What this exercise asks:
- 1) In the film review, how old does the doctor say Yang Mi-ja is?
- 2) Transcribe the part of the film review that opens with the words containing "Rating: 4.5/5" and closes with "an apparent suicide.".

Text segment:

Rating: 4.5/5
Anti-Criterion Challenge 2024 | 45/52 | Korean Screen’s 100 Greatest Korean Films
Yang Mi-ja sits in the hospital waiting room with several others. She comes to the doctor regarding her arm feeling prickly. She struggles to find the word for it—she’s been forgetting words lately. The doctor is more concerned about this than her arm—she’s 66 and should see a specialist in Seoul. As she leaves the hospital, she passes a woman crying because her 16-year-old daughter has drowned from an apparent suicide.
On the way home, Mi-ja sees a flyer about a poetry class at the cultural center. She comes home to find her 16-year-old grandson, Jong-wook, curled up on the bed, his music blaring throughout the apartment. Because they’re in the same grade, Mi-ja asks her grandson about the girl who killed herself, but Jong-wook doesn’t have much to say about her. Later that night, per the doctor’s request, Mi-ja works her arm by playing badminton with Jong-wook outside. He soon stops when he receives a text and runs off to hang out with his friends. Mi-ja tries to stop him from going out so late, but he ignores her.

Data listing:
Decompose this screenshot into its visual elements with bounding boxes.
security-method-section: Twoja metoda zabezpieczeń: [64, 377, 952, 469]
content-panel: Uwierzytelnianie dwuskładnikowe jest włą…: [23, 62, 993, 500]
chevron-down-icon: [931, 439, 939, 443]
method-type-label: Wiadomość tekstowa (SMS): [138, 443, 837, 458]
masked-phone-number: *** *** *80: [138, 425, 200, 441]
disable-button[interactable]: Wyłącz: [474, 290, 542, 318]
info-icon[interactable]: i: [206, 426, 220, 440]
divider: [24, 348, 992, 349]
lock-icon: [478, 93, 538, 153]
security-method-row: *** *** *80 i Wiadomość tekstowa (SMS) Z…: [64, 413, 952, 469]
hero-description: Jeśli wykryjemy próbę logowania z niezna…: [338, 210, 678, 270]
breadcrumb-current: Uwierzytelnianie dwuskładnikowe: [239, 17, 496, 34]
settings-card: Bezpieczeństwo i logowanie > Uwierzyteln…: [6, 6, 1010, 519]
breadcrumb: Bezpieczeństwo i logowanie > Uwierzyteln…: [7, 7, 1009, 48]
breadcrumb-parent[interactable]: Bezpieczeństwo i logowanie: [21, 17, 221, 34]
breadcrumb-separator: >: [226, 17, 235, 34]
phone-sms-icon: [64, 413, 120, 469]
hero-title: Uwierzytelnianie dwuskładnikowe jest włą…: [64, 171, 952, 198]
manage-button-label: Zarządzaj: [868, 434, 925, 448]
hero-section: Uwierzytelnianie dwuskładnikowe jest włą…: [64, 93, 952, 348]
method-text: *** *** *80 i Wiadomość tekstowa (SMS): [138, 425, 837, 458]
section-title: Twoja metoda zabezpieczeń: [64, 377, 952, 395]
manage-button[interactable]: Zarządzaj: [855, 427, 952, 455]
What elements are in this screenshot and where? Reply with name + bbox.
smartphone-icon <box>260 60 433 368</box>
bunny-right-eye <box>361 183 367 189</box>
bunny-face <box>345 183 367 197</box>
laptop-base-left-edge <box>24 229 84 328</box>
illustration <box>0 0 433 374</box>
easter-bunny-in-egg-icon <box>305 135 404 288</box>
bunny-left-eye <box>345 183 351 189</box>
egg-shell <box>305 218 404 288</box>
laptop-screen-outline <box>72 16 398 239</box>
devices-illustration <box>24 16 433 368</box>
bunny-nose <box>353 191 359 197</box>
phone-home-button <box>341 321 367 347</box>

Exercise solutions:
- 1) She is 66.

- 2)
Rating: 4.5/5
Anti-Criterion Challenge 2024 | 45/52 | Korean Screen’s 100 Greatest Korean Films
Yang Mi-ja sits in the hospital waiting room with several others. She comes to the doctor regarding her arm feeling prickly. She struggles to find the word for it—she’s been forgetting words lately. The doctor is more concerned about this than her arm—she’s 66 and should see a specialist in Seoul. As she leaves the hospital, she passes a woman crying because her 16-year-old daughter has drowned from an apparent suicide.